EXTRACT TO READ —
___

The anaphylaxis occurred almost exclusively in women; only three of the VAERS anaphylaxis reports were from men. Only 24% had a history of anaphylaxis.

The earlier CDC report explored the potential link to allergies. One person with anaphylaxis had a history of allergy to iodinated contrast media, and others had allergies to various medications, vaccines, foods, and animals. The researchers reported 86 nonanaphylaxis allergic reactions and 61 nonallergic adverse events among the 175 case reports they reviewed as possible cases of severe allergic reaction.

Of 1,266 reports that VAERS received from Dec. 21 to Jan. 10, the CDC identified 108 possible cases of severe allergic reaction after the Moderna vaccine. Only 10 met the case definition of anaphylaxis put forward by the Brighton Collaboration, a vaccine safety organization. All but one case involved a history of allergies or allergic reactions; only five had a previously experienced anaphylaxis.

There were 47 nonanaphylaxis allergic reactions.

The San Diego cluster also met the Brighton case definition for anaphylaxis, Dr. Edwards reported. This discrepancy highlights the difficulties in characterizing vaccine reactions.

Measuring a pseudoallergic reaction is a challenge. It requires that a blood sample be drawn soon after the incident and then frozen to protect heat-sensitive blood markers, Dr. Edwards explained.

And as vaccinations rise, so do adverse-event reports. But unlike in clinical trials, there is no control group for comparison. That is why vaccine safety experts urge caution when evaluating events and, where possible, advise looking at background rates.

“A major way to determine whether the adverse event is causally related is to assess the incidence of the adverse event in vaccines versus nonvaccines,” said Walter Orenstein, MD, who directed the U.S. Immunization Program from 1988 to 2004 and is now associate director of the Emory Vaccine Center and professor of infectious diseases at Emory University in Atlanta. Public health officials could then identify vaccine risk factors, he said.

When a reaction occurs almost immediately after vaccination, vaccine safety investigators look for probable triggers. If allergy to PEG is the culprit in anaphylactic reactions, then the individuals would have had a previous exposure, perhaps from injectable medications, Dr. Edwards said.

It might be feasible to perform a skin test for allergy to PEG. “If the skin testing is negative, that doesn’t completely rule out allergy, but it can be used in the decision-making about giving the first or second vaccine dose,” Dr. Banerji said.

Other vaccines, such as childhood vaccines, contain polysorbate as a stabilizer, which has a similar chemical structure, and it’s not clear why someone would react to PEG but not to polysorbate, Dr. Edwards said.

Meanwhile, other illnesses and even deaths sometimes occur in the days after vaccination, but that doesn’t mean the vaccine caused them, cautioned Steve Black, MD, emeritus professor of pediatrics at Cincinnati Children’s Hospital and cofounder of the Global Vaccine Data Network, an international vaccine safety collaboration.

“Different events and clusters of events will occur by chance alone, as these events can occur without vaccines. We need to not immediately assume that they’re due to the vaccine,” he said. “You don’t want to undermine the whole vaccine program every time something comes up and assume that it’s associated with the vaccine.”

The CDC only has three contraindications for the vaccines:

• Severe allergic reaction (such as anaphylaxis) after a previous dose of an mRNA COVID-19 vaccine or any of its components.
• Immediate allergic reaction of any severity to a previous dose of an mRNA COVID-19 vaccine or any of its components (including PEG).
• Immediate allergic reaction of any severity to polysorbate (due to potential cross-reactive hypersensitivity with PEG).

People who have had an immediate allergic reaction to other vaccines or injectable therapies should consider consulting with an allergist or immunologist before getting the Pfizer or Moderna vaccines, the CDC advises.

The CDC also says that people with a history of anaphylaxis from any cause should be observed for 30 minutes after vaccination. Vaccination protocol calls for everyone else to wait on site for 15 minutes after vaccination.

A version of this article first appeared on Medscape.com.

___

DIRECTIONS —
- a) Rewrite the part of the vaccine allergy text starting at "When a reaction" and ending at "medications, Dr. Edwards said.", replacing "vaccine safety investigators" with "safety researchers".
- b) Answer these questions from the vaccine allergy text.
(i) How many of the VAERS anaphylaxis reports were from men?
(ii) For how many minutes after vaccination should people with a history of anaphylaxis from any cause be observed?
(iii) During which years did Walter Orenstein direct the U.S. Immunization Program?
The lines that follow are separate material and are not connected to the vaccine allergy text.

___

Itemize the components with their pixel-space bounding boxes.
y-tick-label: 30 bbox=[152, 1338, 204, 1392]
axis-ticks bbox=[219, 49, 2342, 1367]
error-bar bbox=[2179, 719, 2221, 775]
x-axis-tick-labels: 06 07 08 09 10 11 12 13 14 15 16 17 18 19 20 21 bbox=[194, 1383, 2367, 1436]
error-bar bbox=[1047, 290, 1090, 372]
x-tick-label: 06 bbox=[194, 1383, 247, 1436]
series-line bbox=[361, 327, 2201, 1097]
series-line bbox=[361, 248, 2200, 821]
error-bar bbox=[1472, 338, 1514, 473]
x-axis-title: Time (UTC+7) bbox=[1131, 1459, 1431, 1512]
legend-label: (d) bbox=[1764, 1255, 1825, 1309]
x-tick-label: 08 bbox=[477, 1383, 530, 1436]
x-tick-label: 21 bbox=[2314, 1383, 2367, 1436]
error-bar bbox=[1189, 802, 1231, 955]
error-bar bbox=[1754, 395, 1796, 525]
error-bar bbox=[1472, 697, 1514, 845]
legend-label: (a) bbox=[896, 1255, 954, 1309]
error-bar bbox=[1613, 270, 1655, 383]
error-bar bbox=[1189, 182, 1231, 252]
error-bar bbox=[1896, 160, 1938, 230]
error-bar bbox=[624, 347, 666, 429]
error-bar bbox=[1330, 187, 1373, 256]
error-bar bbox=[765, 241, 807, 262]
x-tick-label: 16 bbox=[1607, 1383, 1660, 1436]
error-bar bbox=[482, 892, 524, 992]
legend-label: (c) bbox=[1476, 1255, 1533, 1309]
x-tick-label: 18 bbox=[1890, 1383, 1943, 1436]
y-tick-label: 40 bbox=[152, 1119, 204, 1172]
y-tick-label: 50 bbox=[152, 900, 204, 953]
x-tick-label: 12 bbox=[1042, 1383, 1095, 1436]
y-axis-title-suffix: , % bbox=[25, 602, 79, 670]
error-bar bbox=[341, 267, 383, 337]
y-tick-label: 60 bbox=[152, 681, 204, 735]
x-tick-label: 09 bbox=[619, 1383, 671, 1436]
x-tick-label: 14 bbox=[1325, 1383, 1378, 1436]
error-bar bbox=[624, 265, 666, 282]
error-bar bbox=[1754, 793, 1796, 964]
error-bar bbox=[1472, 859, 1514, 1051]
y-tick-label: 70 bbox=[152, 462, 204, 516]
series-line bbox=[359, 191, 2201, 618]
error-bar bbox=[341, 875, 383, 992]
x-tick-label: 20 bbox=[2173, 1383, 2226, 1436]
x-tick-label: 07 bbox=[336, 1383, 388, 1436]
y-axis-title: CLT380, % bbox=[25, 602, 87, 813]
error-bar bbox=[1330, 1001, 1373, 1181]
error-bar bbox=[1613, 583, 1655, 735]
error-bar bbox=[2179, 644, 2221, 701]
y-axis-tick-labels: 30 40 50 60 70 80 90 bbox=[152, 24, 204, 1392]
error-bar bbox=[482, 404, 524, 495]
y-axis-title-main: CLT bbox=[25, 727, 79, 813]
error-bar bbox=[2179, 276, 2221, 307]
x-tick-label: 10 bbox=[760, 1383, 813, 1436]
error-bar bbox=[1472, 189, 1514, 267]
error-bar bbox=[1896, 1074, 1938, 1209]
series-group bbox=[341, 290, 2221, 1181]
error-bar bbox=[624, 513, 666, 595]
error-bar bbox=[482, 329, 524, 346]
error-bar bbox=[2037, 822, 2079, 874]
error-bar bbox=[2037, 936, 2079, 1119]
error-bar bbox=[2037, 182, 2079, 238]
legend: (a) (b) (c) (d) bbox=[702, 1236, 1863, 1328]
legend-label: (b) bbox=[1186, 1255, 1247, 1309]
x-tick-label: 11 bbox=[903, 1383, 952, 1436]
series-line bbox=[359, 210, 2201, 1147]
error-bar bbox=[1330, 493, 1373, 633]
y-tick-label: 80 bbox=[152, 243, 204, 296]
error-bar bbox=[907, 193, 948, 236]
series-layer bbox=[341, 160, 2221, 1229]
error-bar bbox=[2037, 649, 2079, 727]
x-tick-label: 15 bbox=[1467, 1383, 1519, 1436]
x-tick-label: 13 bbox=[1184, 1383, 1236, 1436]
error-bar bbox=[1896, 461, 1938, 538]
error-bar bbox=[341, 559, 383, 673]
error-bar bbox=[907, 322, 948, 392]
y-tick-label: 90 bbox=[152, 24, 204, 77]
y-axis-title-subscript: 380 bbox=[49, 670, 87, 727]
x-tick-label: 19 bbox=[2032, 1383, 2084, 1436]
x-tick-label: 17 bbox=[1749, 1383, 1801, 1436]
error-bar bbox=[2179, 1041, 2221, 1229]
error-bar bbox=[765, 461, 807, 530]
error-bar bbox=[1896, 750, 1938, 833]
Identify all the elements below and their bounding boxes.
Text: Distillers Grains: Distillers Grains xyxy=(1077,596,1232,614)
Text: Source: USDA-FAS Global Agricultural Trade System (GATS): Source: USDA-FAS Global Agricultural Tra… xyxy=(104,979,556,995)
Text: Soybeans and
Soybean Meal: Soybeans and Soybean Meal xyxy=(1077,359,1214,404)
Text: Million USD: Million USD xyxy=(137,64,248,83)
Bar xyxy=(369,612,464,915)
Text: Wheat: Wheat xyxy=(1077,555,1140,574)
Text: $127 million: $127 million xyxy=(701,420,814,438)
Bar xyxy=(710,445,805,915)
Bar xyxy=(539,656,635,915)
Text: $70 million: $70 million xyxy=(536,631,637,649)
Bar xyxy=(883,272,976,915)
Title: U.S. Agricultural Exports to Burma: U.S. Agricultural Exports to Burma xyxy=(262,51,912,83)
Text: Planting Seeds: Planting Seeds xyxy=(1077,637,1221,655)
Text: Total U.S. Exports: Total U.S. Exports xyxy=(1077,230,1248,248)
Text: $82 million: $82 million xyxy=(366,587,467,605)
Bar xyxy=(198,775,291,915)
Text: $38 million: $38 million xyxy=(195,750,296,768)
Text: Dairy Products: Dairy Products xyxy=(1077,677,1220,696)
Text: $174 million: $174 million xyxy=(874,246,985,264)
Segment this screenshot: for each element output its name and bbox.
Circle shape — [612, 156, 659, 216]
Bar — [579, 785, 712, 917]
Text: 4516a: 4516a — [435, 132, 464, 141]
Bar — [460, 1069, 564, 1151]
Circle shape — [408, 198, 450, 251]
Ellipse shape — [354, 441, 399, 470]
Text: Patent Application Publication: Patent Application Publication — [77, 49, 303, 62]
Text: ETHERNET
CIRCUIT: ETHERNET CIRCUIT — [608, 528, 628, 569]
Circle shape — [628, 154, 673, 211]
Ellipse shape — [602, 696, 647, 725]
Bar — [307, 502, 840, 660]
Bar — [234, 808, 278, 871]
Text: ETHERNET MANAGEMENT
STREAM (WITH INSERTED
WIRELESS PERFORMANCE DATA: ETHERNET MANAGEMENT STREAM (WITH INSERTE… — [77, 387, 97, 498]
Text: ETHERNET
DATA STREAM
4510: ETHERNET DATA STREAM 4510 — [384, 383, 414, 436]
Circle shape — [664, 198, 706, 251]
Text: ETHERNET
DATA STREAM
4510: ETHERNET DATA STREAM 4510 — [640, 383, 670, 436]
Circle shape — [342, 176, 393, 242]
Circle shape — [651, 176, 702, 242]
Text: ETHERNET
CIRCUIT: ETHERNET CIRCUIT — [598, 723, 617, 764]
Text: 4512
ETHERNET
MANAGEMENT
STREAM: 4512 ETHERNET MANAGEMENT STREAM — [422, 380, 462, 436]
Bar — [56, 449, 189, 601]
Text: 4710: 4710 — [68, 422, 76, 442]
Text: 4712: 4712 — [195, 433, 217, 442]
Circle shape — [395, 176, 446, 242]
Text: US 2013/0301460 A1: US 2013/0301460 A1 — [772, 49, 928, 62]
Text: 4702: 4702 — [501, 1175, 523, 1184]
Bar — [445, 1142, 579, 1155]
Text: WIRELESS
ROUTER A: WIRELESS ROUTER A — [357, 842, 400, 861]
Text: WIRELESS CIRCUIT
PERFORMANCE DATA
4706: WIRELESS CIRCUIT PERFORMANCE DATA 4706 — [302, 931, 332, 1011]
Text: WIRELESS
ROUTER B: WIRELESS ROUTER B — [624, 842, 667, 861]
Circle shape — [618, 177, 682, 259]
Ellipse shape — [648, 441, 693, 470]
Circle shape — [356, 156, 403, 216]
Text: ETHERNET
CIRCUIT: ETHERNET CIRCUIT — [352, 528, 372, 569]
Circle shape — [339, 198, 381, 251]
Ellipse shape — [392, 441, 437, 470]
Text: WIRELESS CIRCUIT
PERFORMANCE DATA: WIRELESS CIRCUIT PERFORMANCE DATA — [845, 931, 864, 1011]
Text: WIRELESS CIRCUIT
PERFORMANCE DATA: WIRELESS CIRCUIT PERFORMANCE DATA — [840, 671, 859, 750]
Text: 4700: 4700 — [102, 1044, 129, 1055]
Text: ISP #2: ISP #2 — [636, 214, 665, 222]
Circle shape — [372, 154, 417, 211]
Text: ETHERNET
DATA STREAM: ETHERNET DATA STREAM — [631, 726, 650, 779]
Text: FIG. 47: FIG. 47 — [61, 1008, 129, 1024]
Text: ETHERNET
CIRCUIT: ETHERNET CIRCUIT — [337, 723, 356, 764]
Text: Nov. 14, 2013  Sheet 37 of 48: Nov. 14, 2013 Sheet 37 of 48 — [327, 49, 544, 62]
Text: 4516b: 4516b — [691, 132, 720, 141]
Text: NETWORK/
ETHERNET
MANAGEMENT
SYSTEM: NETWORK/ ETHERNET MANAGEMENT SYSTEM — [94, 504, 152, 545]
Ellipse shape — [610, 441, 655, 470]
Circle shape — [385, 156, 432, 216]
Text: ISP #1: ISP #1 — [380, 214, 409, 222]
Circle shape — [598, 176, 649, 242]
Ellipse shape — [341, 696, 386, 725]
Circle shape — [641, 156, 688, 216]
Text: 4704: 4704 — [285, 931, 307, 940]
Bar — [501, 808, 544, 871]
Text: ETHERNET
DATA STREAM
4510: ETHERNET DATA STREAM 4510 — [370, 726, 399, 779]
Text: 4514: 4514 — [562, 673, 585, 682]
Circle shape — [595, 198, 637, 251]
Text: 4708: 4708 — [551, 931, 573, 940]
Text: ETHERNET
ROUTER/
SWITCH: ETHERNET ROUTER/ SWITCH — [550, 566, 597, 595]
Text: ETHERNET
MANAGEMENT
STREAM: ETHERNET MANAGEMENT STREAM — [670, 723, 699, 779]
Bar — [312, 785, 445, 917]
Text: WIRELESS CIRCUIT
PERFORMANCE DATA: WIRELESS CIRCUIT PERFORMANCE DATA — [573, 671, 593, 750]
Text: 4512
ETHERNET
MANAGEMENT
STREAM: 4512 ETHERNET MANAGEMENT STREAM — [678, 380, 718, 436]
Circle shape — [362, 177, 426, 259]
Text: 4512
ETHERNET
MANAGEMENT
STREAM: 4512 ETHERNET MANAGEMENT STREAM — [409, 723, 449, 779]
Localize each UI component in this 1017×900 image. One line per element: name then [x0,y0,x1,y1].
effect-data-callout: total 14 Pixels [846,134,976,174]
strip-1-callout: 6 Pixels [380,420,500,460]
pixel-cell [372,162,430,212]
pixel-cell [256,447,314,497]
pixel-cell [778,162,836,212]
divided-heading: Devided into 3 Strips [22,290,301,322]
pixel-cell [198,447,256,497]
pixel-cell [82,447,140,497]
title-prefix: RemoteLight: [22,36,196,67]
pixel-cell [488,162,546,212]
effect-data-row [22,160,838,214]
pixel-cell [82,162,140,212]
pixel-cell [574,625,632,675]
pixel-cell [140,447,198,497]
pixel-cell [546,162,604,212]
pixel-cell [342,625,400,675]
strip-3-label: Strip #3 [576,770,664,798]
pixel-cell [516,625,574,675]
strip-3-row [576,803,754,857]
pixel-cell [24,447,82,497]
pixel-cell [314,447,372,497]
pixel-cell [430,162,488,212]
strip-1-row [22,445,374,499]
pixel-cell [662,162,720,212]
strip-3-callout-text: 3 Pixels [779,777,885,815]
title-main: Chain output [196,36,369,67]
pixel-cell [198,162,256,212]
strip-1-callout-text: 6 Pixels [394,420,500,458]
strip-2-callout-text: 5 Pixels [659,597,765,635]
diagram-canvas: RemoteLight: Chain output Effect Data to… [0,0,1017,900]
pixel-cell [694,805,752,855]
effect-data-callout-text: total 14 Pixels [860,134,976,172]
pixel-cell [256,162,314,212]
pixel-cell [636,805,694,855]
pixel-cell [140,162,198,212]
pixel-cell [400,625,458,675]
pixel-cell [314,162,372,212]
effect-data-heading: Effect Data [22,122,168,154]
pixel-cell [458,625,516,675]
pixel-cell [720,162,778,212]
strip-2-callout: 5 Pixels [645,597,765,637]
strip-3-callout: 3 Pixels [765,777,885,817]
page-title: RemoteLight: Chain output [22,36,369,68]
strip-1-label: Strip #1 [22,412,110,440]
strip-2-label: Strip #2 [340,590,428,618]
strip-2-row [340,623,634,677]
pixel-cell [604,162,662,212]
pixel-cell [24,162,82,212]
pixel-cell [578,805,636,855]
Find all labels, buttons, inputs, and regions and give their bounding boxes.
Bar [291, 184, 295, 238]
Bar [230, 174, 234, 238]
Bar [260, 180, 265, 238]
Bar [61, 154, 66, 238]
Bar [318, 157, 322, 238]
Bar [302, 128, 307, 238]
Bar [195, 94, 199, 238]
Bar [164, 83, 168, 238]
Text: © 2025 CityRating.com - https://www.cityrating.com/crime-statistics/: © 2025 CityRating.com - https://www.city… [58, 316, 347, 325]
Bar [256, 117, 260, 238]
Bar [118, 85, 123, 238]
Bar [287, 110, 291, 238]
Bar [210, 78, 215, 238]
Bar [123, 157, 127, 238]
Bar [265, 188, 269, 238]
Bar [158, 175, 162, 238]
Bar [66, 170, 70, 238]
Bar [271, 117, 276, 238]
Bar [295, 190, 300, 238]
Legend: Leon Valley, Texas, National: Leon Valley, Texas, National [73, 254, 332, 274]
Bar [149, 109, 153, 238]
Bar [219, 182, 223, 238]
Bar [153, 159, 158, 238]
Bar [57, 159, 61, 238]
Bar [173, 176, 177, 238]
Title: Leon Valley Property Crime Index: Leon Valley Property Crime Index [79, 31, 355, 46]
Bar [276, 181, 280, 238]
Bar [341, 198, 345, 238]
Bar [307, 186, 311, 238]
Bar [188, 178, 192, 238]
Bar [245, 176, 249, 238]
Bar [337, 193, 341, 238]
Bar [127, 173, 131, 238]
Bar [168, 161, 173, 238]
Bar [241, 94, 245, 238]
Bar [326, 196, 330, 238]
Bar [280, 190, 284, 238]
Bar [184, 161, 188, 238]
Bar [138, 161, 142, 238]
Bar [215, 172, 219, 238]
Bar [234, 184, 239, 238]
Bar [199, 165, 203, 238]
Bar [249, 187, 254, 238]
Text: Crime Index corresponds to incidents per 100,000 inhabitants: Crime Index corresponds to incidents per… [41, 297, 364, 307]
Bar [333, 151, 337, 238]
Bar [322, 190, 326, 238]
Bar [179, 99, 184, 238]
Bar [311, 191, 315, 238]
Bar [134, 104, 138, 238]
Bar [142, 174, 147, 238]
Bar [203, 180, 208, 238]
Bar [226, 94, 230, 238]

___

RESPONSES PER TASK —
- a)
When a reaction occurs almost immediately after vaccination, safety researchers look for probable triggers. If allergy to PEG is the culprit in anaphylactic reactions, then the individuals would have had a previous exposure, perhaps from injectable medications, Dr. Edwards said.

- b)
(i) Three.
(ii) 30 minutes.
(iii) From 1988 to 2004.